In the material below, count the lines with the word "Lőrinci" and state that number only.

╭─ Entries provided

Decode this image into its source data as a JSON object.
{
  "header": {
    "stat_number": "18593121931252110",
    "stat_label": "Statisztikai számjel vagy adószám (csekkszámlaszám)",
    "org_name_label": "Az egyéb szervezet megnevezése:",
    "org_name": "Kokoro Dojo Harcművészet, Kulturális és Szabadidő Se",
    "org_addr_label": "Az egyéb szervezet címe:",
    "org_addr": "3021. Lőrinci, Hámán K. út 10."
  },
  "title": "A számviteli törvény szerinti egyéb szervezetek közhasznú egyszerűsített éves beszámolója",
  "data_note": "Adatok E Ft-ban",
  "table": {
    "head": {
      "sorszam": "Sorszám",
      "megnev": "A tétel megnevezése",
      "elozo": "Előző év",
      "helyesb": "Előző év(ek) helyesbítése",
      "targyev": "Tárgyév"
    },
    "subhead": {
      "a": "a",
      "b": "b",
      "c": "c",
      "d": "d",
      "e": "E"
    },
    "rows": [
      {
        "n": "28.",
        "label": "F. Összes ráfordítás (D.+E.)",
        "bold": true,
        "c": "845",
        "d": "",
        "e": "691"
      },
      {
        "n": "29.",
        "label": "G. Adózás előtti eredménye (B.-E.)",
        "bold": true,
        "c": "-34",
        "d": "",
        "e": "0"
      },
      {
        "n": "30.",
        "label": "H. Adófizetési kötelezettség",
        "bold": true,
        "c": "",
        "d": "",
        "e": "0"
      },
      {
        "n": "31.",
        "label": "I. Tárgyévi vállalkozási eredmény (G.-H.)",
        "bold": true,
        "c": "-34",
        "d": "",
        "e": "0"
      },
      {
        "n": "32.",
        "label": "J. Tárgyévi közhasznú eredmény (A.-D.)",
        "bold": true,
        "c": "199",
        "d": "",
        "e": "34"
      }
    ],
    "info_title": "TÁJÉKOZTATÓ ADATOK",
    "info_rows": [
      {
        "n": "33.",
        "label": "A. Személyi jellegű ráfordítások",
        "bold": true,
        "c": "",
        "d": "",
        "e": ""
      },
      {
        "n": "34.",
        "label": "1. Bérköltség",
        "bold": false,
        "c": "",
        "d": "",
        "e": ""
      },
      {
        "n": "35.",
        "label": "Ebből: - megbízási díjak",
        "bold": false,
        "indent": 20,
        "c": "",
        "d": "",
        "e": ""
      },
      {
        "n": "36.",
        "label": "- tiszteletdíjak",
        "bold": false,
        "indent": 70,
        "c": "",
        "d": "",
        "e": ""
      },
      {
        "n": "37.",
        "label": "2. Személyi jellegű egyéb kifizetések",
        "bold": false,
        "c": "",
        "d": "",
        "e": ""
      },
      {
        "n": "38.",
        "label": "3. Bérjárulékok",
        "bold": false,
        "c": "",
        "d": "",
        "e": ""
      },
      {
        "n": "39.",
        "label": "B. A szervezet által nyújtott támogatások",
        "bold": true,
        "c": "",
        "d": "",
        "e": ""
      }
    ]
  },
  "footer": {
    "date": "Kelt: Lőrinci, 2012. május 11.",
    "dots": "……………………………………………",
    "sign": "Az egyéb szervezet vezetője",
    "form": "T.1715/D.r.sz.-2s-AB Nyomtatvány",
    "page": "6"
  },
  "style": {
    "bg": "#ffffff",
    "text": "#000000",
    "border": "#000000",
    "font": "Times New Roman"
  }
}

╰─

*The answer*: 2